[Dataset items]
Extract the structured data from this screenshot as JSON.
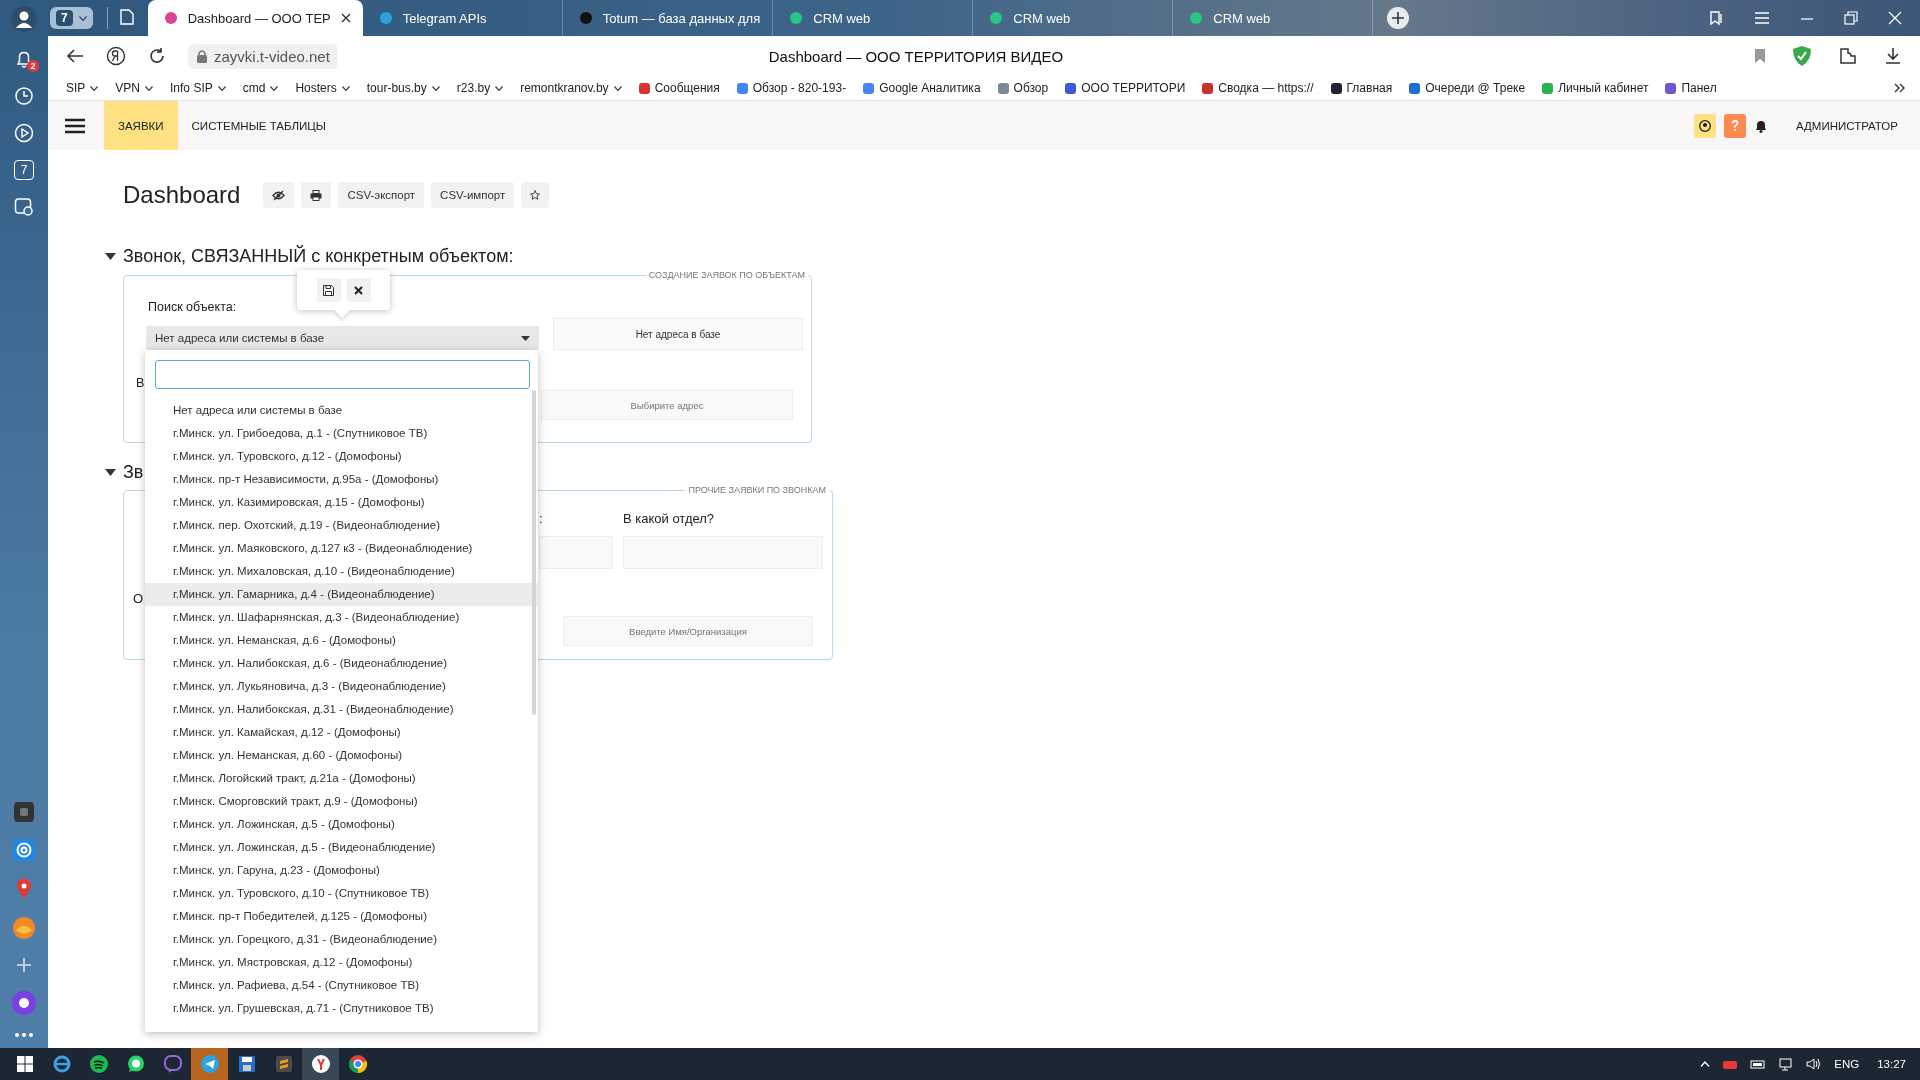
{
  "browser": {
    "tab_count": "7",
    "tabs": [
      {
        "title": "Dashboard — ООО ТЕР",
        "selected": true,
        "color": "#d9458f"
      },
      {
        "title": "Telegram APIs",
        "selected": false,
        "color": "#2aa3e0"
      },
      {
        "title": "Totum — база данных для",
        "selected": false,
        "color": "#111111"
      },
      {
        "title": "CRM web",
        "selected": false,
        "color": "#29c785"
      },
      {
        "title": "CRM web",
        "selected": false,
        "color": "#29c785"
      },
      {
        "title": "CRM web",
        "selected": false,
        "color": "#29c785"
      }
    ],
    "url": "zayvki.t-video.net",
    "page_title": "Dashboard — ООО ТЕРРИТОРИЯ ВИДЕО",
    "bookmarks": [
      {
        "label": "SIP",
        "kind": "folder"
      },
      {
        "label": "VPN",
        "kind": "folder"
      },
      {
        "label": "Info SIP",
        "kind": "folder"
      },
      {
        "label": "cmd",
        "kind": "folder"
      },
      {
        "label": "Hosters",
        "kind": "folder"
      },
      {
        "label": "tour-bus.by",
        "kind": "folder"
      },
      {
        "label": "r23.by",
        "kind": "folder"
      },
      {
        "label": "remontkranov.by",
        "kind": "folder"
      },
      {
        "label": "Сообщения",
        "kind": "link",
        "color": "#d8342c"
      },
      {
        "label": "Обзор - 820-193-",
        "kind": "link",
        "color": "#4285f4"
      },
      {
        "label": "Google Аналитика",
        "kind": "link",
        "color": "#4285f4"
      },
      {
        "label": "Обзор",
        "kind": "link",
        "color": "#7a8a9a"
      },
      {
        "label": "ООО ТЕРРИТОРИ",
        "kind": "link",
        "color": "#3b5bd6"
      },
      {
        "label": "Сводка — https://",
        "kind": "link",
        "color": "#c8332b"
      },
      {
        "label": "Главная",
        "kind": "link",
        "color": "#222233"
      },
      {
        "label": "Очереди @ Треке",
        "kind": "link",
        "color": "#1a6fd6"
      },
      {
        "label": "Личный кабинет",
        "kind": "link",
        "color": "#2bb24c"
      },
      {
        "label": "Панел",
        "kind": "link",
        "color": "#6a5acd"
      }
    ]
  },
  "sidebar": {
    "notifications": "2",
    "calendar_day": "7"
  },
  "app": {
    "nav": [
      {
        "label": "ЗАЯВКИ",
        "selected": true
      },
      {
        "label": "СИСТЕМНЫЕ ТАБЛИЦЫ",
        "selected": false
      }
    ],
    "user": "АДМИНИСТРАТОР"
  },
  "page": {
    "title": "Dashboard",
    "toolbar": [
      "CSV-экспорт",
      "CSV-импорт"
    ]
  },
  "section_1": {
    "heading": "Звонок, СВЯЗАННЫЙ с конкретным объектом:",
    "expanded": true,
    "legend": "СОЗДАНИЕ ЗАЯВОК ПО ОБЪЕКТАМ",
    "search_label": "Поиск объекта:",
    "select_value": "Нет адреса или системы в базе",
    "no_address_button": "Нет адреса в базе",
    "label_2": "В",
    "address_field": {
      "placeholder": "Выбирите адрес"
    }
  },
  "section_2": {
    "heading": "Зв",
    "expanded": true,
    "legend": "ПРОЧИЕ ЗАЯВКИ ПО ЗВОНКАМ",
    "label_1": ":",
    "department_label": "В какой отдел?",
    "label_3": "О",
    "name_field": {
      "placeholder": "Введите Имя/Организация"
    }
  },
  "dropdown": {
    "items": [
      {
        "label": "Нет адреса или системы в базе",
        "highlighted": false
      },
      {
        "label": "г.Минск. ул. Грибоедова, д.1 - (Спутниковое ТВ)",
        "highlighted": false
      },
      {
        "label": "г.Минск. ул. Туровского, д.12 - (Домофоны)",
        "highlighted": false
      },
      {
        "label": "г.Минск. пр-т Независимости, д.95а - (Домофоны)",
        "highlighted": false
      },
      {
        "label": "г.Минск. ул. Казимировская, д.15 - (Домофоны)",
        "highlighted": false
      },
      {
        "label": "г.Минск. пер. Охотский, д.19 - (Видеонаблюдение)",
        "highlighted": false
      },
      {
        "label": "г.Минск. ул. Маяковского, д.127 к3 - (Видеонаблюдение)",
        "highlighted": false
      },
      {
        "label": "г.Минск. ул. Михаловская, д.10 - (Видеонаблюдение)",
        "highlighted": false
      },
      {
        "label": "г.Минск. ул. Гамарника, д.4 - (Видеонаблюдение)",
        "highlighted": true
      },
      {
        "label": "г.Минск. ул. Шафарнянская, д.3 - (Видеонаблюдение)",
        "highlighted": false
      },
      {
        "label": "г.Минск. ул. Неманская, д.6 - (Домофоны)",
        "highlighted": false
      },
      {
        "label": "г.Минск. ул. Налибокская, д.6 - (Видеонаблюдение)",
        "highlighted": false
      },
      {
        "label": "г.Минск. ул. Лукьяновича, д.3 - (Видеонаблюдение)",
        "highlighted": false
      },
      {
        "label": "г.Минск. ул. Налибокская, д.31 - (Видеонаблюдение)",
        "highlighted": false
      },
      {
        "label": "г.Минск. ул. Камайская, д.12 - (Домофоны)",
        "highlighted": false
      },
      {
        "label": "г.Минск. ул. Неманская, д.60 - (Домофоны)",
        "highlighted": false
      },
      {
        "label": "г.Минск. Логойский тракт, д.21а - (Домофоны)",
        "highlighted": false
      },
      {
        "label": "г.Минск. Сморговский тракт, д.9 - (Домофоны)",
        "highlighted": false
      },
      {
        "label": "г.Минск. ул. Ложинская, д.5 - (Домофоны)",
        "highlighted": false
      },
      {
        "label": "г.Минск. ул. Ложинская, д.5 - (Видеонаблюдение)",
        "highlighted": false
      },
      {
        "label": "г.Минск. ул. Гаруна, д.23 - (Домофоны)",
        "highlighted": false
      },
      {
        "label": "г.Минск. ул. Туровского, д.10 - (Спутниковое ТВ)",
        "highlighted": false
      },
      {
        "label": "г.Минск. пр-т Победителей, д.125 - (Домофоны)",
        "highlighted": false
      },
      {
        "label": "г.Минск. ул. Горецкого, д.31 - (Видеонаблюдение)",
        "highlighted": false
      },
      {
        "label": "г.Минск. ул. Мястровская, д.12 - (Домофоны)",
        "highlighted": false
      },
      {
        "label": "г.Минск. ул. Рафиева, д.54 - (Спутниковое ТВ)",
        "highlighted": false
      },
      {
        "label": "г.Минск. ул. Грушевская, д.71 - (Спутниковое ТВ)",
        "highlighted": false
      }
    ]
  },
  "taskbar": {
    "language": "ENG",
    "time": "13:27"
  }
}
--
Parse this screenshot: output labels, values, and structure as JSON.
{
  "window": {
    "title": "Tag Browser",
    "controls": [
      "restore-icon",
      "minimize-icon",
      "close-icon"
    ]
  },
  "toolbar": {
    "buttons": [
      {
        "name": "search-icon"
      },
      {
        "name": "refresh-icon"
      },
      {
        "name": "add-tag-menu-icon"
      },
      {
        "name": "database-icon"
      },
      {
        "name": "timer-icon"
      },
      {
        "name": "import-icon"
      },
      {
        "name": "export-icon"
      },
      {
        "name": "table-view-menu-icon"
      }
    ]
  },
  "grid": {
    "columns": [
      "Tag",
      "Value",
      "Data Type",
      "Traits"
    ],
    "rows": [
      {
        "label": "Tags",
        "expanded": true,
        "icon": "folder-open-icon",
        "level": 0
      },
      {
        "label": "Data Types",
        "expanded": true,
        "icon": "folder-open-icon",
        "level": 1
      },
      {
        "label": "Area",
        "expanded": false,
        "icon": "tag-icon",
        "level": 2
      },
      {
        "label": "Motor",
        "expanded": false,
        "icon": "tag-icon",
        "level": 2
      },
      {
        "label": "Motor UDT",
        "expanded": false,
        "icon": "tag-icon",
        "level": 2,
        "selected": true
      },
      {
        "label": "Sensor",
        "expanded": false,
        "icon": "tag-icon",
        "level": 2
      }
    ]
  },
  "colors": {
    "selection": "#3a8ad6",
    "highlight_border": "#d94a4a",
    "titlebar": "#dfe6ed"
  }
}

* **TO DO**
Scan the material for lines with the word "heading", and copy each line you find.

* **ANSWER IN FULL**
    "heading": "Звонок, СВЯЗАННЫЙ с конкретным объектом:",
    "heading": "Зв",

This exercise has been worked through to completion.